→ Layout annotation records:
%%
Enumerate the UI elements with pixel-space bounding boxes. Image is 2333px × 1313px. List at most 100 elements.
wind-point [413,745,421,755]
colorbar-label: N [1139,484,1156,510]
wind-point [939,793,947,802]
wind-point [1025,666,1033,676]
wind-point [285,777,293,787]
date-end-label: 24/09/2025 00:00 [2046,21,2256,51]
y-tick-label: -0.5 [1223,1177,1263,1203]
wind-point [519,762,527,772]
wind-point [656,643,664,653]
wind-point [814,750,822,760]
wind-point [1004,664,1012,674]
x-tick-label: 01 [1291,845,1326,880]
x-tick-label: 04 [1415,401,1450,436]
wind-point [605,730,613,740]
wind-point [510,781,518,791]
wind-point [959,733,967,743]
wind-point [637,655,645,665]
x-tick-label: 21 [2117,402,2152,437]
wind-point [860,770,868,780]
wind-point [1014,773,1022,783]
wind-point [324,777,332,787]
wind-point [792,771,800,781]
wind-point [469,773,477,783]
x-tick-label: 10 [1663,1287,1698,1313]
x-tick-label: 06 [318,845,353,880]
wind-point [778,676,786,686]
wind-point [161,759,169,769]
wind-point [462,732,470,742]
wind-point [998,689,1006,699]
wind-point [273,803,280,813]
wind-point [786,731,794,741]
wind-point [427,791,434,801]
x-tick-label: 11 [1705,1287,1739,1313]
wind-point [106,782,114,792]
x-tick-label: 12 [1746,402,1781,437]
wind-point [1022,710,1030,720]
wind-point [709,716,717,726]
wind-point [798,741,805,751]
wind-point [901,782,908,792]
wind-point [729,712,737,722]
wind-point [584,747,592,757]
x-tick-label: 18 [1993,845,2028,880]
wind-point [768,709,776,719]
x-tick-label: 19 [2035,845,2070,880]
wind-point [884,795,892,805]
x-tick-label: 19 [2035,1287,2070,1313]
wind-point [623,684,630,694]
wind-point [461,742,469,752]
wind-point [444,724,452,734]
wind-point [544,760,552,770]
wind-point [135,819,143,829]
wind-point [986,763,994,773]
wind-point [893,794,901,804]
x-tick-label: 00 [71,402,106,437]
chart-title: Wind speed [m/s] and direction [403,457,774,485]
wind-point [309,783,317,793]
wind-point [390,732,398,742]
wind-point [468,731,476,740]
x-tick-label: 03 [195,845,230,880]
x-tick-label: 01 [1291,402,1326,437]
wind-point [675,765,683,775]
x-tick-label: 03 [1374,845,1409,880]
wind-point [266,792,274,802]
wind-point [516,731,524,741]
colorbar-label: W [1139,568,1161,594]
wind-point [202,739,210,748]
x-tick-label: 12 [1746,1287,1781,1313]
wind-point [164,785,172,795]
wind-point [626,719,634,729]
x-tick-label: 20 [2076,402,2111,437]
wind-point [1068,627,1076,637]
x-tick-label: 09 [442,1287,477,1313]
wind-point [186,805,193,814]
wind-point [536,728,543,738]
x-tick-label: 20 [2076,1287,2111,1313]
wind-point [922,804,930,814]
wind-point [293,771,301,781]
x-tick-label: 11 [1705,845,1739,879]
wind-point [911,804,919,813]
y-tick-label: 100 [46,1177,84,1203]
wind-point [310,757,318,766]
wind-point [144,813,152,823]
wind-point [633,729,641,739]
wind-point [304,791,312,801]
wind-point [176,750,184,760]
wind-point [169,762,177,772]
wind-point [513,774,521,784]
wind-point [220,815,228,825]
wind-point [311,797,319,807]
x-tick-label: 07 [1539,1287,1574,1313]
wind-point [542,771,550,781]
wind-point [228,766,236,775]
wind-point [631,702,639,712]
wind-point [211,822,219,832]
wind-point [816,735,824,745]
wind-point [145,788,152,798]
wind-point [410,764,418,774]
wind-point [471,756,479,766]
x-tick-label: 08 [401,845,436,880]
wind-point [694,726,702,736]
%%
→ SET EXERCISE:
Count the lines in the entries that contain the string "colorbar". Reply with the number alone.

→ FINAL RESULT:
2